▶ **Written task**
Transcribe the lines below verbatim, skipping the images.

----------

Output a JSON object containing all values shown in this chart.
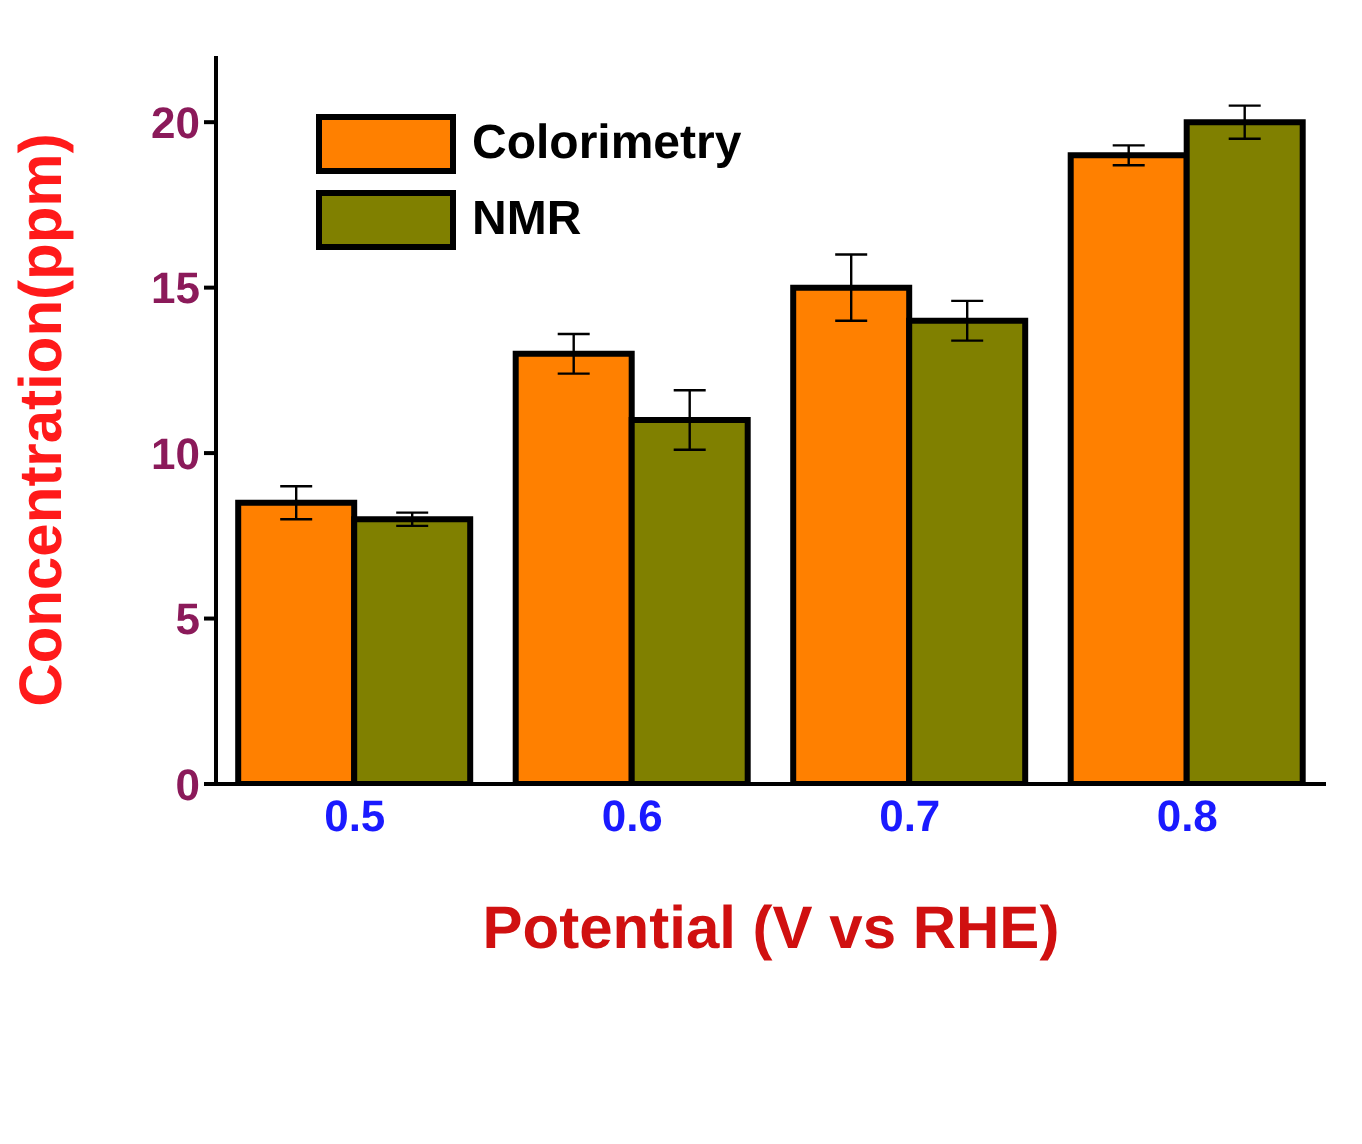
{
  "chart_data": {
    "type": "bar",
    "xlabel": "Potential (V vs RHE)",
    "ylabel": "Concentration(ppm)",
    "categories": [
      "0.5",
      "0.6",
      "0.7",
      "0.8"
    ],
    "series": [
      {
        "name": "Colorimetry",
        "color": "#ff8000",
        "values": [
          8.5,
          13,
          15,
          19
        ],
        "errors": [
          0.5,
          0.6,
          1,
          0.3
        ]
      },
      {
        "name": "NMR",
        "color": "#808000",
        "values": [
          8,
          11,
          14,
          20
        ],
        "errors": [
          0.2,
          0.9,
          0.6,
          0.5
        ]
      }
    ],
    "ylim": [
      0,
      22
    ],
    "yticks": [
      0,
      5,
      10,
      15,
      20
    ],
    "legend": "top left",
    "grid": false
  }
}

----------

▶ **Result below**
Output a JSON object containing all values shown in this chart.
{
  "chart_data": {
    "type": "bar",
    "xlabel": "Potential (V vs RHE)",
    "ylabel": "Concentration(ppm)",
    "categories": [
      "0.5",
      "0.6",
      "0.7",
      "0.8"
    ],
    "series": [
      {
        "name": "Colorimetry",
        "color": "#ff8000",
        "values": [
          8.5,
          13,
          15,
          19
        ],
        "errors": [
          0.5,
          0.6,
          1,
          0.3
        ]
      },
      {
        "name": "NMR",
        "color": "#808000",
        "values": [
          8,
          11,
          14,
          20
        ],
        "errors": [
          0.2,
          0.9,
          0.6,
          0.5
        ]
      }
    ],
    "ylim": [
      0,
      22
    ],
    "yticks": [
      0,
      5,
      10,
      15,
      20
    ],
    "legend": "top left",
    "grid": false
  }
}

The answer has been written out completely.